- _ENTRIES SUPPLIED_
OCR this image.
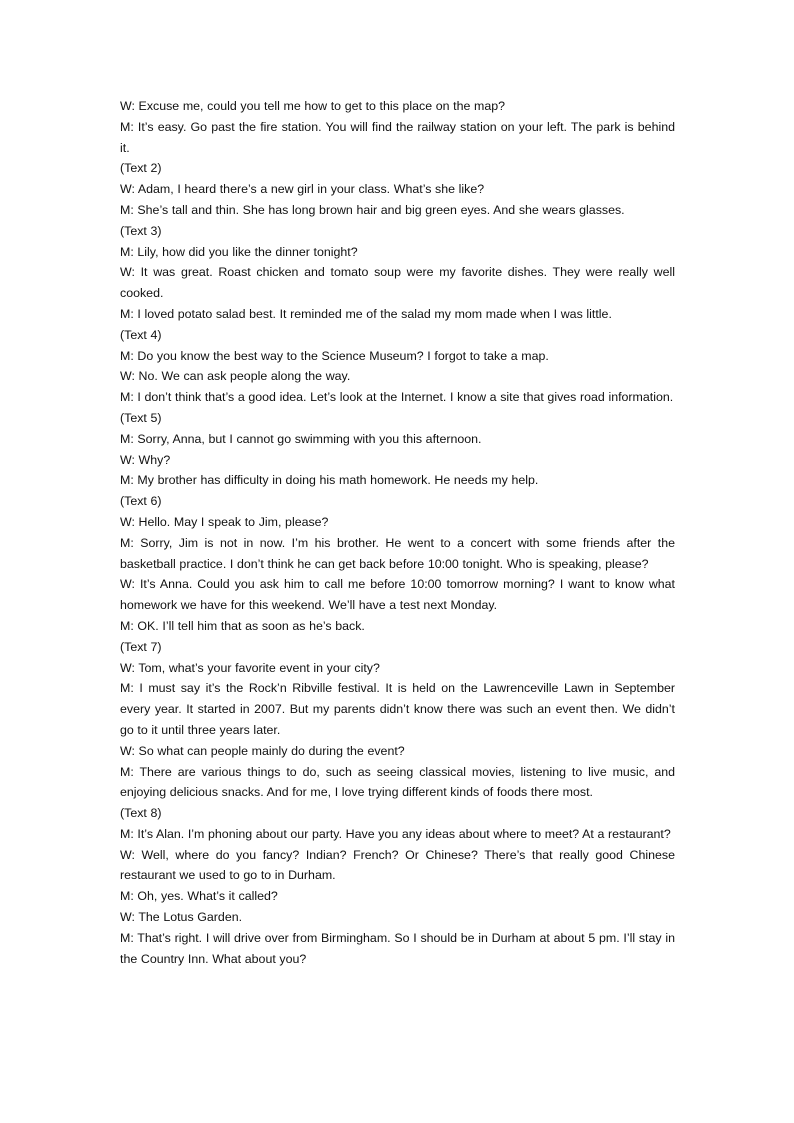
W: Excuse me, could you tell me how to get to this place on the map?

M: It’s easy. Go past the fire station. You will find the railway station on your left. The park is behind it.

(Text 2)

W: Adam, I heard there’s a new girl in your class. What’s she like?

M: She’s tall and thin. She has long brown hair and big green eyes. And she wears glasses.

(Text 3)

M: Lily, how did you like the dinner tonight?

W: It was great. Roast chicken and tomato soup were my favorite dishes. They were really well cooked.

M: I loved potato salad best. It reminded me of the salad my mom made when I was little.

(Text 4)

M: Do you know the best way to the Science Museum? I forgot to take a map.

W: No. We can ask people along the way.

M: I don’t think that’s a good idea. Let’s look at the Internet. I know a site that gives road information.

(Text 5)

M: Sorry, Anna, but I cannot go swimming with you this afternoon.

W: Why?

M: My brother has difficulty in doing his math homework. He needs my help.

(Text 6)

W: Hello. May I speak to Jim, please?

M: Sorry, Jim is not in now. I’m his brother. He went to a concert with some friends after the basketball practice. I don’t think he can get back before 10:00 tonight. Who is speaking, please?

W: It’s Anna. Could you ask him to call me before 10:00 tomorrow morning? I want to know what homework we have for this weekend. We’ll have a test next Monday.

M: OK. I’ll tell him that as soon as he’s back.

(Text 7)

W: Tom, what’s your favorite event in your city?

M: I must say it’s the Rock’n Ribville festival. It is held on the Lawrenceville Lawn in September every year. It started in 2007. But my parents didn’t know there was such an event then. We didn’t go to it until three years later.

W: So what can people mainly do during the event?

M: There are various things to do, such as seeing classical movies, listening to live music, and enjoying delicious snacks. And for me, I love trying different kinds of foods there most.

(Text 8)

M: It’s Alan. I’m phoning about our party. Have you any ideas about where to meet? At a restaurant?

W: Well, where do you fancy? Indian? French? Or Chinese? There’s that really good Chinese restaurant we used to go to in Durham.

M: Oh, yes. What’s it called?

W: The Lotus Garden.

M: That’s right. I will drive over from Birmingham. So I should be in Durham at about 5 pm. I’ll stay in the Country Inn. What about you?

- _WRITTEN EXERCISE_
Transcribe all the lines above exactly, apart from the pictures.

- _TASK RESULT_
OCR this image.
W: Excuse me, could you tell me how to get to this place on the map?

M: It’s easy. Go past the fire station. You will find the railway station on your left. The park is behind it.

(Text 2)

W: Adam, I heard there’s a new girl in your class. What’s she like?

M: She’s tall and thin. She has long brown hair and big green eyes. And she wears glasses.

(Text 3)

M: Lily, how did you like the dinner tonight?

W: It was great. Roast chicken and tomato soup were my favorite dishes. They were really well cooked.

M: I loved potato salad best. It reminded me of the salad my mom made when I was little.

(Text 4)

M: Do you know the best way to the Science Museum? I forgot to take a map.

W: No. We can ask people along the way.

M: I don’t think that’s a good idea. Let’s look at the Internet. I know a site that gives road information.

(Text 5)

M: Sorry, Anna, but I cannot go swimming with you this afternoon.

W: Why?

M: My brother has difficulty in doing his math homework. He needs my help.

(Text 6)

W: Hello. May I speak to Jim, please?

M: Sorry, Jim is not in now. I’m his brother. He went to a concert with some friends after the basketball practice. I don’t think he can get back before 10:00 tonight. Who is speaking, please?

W: It’s Anna. Could you ask him to call me before 10:00 tomorrow morning? I want to know what homework we have for this weekend. We’ll have a test next Monday.

M: OK. I’ll tell him that as soon as he’s back.

(Text 7)

W: Tom, what’s your favorite event in your city?

M: I must say it’s the Rock’n Ribville festival. It is held on the Lawrenceville Lawn in September every year. It started in 2007. But my parents didn’t know there was such an event then. We didn’t go to it until three years later.

W: So what can people mainly do during the event?

M: There are various things to do, such as seeing classical movies, listening to live music, and enjoying delicious snacks. And for me, I love trying different kinds of foods there most.

(Text 8)

M: It’s Alan. I’m phoning about our party. Have you any ideas about where to meet? At a restaurant?

W: Well, where do you fancy? Indian? French? Or Chinese? There’s that really good Chinese restaurant we used to go to in Durham.

M: Oh, yes. What’s it called?

W: The Lotus Garden.

M: That’s right. I will drive over from Birmingham. So I should be in Durham at about 5 pm. I’ll stay in the Country Inn. What about you?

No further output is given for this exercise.